- [Objetivo planteado]:
Extrae todas estas líneas sin cambiar nada en ellas.

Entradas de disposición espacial
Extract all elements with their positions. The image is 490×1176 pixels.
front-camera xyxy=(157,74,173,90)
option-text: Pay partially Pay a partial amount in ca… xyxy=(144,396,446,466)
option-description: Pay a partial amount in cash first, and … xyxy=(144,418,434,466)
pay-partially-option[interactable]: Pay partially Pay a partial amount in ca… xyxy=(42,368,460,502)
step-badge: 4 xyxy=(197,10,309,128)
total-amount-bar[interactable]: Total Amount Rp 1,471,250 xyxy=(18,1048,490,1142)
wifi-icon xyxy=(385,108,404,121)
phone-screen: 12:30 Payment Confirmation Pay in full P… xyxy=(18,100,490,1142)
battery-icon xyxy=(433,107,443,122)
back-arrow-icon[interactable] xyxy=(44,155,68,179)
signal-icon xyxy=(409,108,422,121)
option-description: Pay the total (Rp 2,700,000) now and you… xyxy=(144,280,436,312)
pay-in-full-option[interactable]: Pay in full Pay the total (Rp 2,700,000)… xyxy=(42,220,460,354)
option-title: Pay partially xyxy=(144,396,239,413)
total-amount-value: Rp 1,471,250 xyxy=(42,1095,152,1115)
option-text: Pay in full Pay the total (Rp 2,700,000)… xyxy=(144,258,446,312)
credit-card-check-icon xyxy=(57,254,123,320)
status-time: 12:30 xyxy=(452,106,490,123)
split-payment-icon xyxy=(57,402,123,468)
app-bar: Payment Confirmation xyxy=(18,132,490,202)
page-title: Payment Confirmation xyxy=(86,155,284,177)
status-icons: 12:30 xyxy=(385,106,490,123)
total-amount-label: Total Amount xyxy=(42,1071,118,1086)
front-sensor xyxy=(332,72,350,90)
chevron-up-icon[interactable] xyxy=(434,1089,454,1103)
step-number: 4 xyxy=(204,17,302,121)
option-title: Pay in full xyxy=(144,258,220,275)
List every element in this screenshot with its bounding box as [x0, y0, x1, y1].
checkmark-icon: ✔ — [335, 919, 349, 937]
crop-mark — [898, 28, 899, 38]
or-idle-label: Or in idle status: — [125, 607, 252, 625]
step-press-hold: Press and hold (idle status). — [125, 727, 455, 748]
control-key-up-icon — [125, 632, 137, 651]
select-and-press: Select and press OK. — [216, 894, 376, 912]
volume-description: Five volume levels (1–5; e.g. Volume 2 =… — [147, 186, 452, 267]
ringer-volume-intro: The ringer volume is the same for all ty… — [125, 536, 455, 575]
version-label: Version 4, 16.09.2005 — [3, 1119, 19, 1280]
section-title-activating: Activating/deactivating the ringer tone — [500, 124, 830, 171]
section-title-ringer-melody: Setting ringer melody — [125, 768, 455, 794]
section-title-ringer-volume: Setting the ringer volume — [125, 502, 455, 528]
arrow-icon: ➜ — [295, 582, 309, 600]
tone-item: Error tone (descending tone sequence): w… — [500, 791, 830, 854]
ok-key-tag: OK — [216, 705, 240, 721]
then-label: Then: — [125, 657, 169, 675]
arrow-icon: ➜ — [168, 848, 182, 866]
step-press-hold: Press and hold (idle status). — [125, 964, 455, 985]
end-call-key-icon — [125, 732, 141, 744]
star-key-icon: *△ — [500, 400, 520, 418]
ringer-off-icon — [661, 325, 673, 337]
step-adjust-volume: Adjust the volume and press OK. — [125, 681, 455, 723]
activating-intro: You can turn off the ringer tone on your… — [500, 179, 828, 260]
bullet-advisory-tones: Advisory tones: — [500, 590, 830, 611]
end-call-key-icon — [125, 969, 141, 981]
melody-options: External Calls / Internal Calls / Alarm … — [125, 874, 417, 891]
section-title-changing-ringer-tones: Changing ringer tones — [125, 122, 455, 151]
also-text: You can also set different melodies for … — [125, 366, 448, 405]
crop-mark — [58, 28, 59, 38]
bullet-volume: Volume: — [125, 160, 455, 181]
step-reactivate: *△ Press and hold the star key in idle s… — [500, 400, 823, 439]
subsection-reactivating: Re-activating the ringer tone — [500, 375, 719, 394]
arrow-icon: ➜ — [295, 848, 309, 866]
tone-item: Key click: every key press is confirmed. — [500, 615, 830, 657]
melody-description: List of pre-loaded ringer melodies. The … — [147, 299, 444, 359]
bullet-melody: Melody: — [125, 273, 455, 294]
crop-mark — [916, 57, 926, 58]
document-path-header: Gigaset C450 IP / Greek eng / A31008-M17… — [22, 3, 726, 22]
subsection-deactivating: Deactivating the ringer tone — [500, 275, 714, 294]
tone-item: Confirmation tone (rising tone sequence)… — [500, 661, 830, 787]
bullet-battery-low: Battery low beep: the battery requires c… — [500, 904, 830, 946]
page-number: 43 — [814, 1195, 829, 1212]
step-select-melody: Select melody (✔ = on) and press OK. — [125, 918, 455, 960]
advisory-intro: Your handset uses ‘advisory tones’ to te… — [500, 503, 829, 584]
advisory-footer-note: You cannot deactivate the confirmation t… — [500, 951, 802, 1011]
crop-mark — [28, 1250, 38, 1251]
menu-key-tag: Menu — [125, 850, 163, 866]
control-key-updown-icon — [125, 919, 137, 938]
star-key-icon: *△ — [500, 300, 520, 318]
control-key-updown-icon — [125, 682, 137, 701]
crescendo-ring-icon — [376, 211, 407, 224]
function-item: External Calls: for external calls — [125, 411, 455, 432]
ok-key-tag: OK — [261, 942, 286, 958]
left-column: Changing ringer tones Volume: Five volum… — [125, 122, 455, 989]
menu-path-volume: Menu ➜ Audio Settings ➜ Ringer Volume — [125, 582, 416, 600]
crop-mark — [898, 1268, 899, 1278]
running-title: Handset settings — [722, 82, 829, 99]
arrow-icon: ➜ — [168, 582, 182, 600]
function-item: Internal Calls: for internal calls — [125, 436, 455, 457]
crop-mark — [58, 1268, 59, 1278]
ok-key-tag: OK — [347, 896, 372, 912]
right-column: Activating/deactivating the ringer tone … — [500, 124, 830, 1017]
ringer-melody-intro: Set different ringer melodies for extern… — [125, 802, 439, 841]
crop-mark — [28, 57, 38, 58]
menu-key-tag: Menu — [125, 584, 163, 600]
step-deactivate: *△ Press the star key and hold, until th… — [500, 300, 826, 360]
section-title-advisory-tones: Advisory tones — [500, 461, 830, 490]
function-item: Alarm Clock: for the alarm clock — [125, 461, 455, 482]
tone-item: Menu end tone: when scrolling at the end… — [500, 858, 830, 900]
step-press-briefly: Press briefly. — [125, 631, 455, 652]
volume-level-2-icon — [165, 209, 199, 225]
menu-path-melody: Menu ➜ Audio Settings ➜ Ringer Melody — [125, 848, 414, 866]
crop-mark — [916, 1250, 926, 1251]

- [Tarea realizada]:
Extract all elements with their positions. The image is 490×1176 pixels.
front-camera xyxy=(157,74,173,90)
option-text: Pay partially Pay a partial amount in ca… xyxy=(144,396,446,466)
option-description: Pay a partial amount in cash first, and … xyxy=(144,418,434,466)
pay-partially-option[interactable]: Pay partially Pay a partial amount in ca… xyxy=(42,368,460,502)
step-badge: 4 xyxy=(197,10,309,128)
total-amount-bar[interactable]: Total Amount Rp 1,471,250 xyxy=(18,1048,490,1142)
wifi-icon xyxy=(385,108,404,121)
phone-screen: 12:30 Payment Confirmation Pay in full P… xyxy=(18,100,490,1142)
battery-icon xyxy=(433,107,443,122)
back-arrow-icon[interactable] xyxy=(44,155,68,179)
signal-icon xyxy=(409,108,422,121)
option-description: Pay the total (Rp 2,700,000) now and you… xyxy=(144,280,436,312)
pay-in-full-option[interactable]: Pay in full Pay the total (Rp 2,700,000)… xyxy=(42,220,460,354)
option-title: Pay partially xyxy=(144,396,239,413)
total-amount-value: Rp 1,471,250 xyxy=(42,1095,152,1115)
option-text: Pay in full Pay the total (Rp 2,700,000)… xyxy=(144,258,446,312)
credit-card-check-icon xyxy=(57,254,123,320)
status-time: 12:30 xyxy=(452,106,490,123)
split-payment-icon xyxy=(57,402,123,468)
app-bar: Payment Confirmation xyxy=(18,132,490,202)
page-title: Payment Confirmation xyxy=(86,155,284,177)
status-icons: 12:30 xyxy=(385,106,490,123)
total-amount-label: Total Amount xyxy=(42,1071,118,1086)
front-sensor xyxy=(332,72,350,90)
chevron-up-icon[interactable] xyxy=(434,1089,454,1103)
step-number: 4 xyxy=(204,17,302,121)
option-title: Pay in full xyxy=(144,258,220,275)
List every element in this screenshot with its bounding box as [x0, y0, x1, y1].
checkmark-icon: ✔ — [335, 919, 349, 937]
crop-mark — [898, 28, 899, 38]
or-idle-label: Or in idle status: — [125, 607, 252, 625]
step-press-hold: Press and hold (idle status). — [125, 727, 455, 748]
control-key-up-icon — [125, 632, 137, 651]
select-and-press: Select and press OK. — [216, 894, 376, 912]
volume-description: Five volume levels (1–5; e.g. Volume 2 =… — [147, 186, 452, 267]
ringer-volume-intro: The ringer volume is the same for all ty… — [125, 536, 455, 575]
version-label: Version 4, 16.09.2005 — [3, 1119, 19, 1280]
section-title-activating: Activating/deactivating the ringer tone — [500, 124, 830, 171]
section-title-ringer-melody: Setting ringer melody — [125, 768, 455, 794]
section-title-ringer-volume: Setting the ringer volume — [125, 502, 455, 528]
arrow-icon: ➜ — [295, 582, 309, 600]
tone-item: Error tone (descending tone sequence): w… — [500, 791, 830, 854]
ok-key-tag: OK — [216, 705, 240, 721]
then-label: Then: — [125, 657, 169, 675]
arrow-icon: ➜ — [168, 848, 182, 866]
step-press-hold: Press and hold (idle status). — [125, 964, 455, 985]
end-call-key-icon — [125, 732, 141, 744]
star-key-icon: *△ — [500, 400, 520, 418]
ringer-off-icon — [661, 325, 673, 337]
step-adjust-volume: Adjust the volume and press OK. — [125, 681, 455, 723]
activating-intro: You can turn off the ringer tone on your… — [500, 179, 828, 260]
bullet-advisory-tones: Advisory tones: — [500, 590, 830, 611]
end-call-key-icon — [125, 969, 141, 981]
melody-options: External Calls / Internal Calls / Alarm … — [125, 874, 417, 891]
section-title-changing-ringer-tones: Changing ringer tones — [125, 122, 455, 151]
also-text: You can also set different melodies for … — [125, 366, 448, 405]
crop-mark — [58, 28, 59, 38]
bullet-volume: Volume: — [125, 160, 455, 181]
step-reactivate: *△ Press and hold the star key in idle s… — [500, 400, 823, 439]
subsection-reactivating: Re-activating the ringer tone — [500, 375, 719, 394]
arrow-icon: ➜ — [295, 848, 309, 866]
tone-item: Key click: every key press is confirmed. — [500, 615, 830, 657]
melody-description: List of pre-loaded ringer melodies. The … — [147, 299, 444, 359]
bullet-melody: Melody: — [125, 273, 455, 294]
crop-mark — [916, 57, 926, 58]
document-path-header: Gigaset C450 IP / Greek eng / A31008-M17… — [22, 3, 726, 22]
subsection-deactivating: Deactivating the ringer tone — [500, 275, 714, 294]
tone-item: Confirmation tone (rising tone sequence)… — [500, 661, 830, 787]
bullet-battery-low: Battery low beep: the battery requires c… — [500, 904, 830, 946]
page-number: 43 — [814, 1195, 829, 1212]
step-select-melody: Select melody (✔ = on) and press OK. — [125, 918, 455, 960]
advisory-intro: Your handset uses ‘advisory tones’ to te… — [500, 503, 829, 584]
advisory-footer-note: You cannot deactivate the confirmation t… — [500, 951, 802, 1011]
crop-mark — [28, 1250, 38, 1251]
menu-key-tag: Menu — [125, 850, 163, 866]
control-key-updown-icon — [125, 919, 137, 938]
star-key-icon: *△ — [500, 300, 520, 318]
control-key-updown-icon — [125, 682, 137, 701]
crescendo-ring-icon — [376, 211, 407, 224]
function-item: External Calls: for external calls — [125, 411, 455, 432]
ok-key-tag: OK — [261, 942, 286, 958]
left-column: Changing ringer tones Volume: Five volum… — [125, 122, 455, 989]
menu-path-volume: Menu ➜ Audio Settings ➜ Ringer Volume — [125, 582, 416, 600]
crop-mark — [898, 1268, 899, 1278]
running-title: Handset settings — [722, 82, 829, 99]
arrow-icon: ➜ — [168, 582, 182, 600]
function-item: Internal Calls: for internal calls — [125, 436, 455, 457]
crop-mark — [58, 1268, 59, 1278]
ok-key-tag: OK — [347, 896, 372, 912]
right-column: Activating/deactivating the ringer tone … — [500, 124, 830, 1017]
ringer-melody-intro: Set different ringer melodies for extern… — [125, 802, 439, 841]
crop-mark — [28, 57, 38, 58]
menu-key-tag: Menu — [125, 584, 163, 600]
step-deactivate: *△ Press the star key and hold, until th… — [500, 300, 826, 360]
section-title-advisory-tones: Advisory tones — [500, 461, 830, 490]
function-item: Alarm Clock: for the alarm clock — [125, 461, 455, 482]
tone-item: Menu end tone: when scrolling at the end… — [500, 858, 830, 900]
step-press-briefly: Press briefly. — [125, 631, 455, 652]
volume-level-2-icon — [165, 209, 199, 225]
menu-path-melody: Menu ➜ Audio Settings ➜ Ringer Melody — [125, 848, 414, 866]
crop-mark — [916, 1250, 926, 1251]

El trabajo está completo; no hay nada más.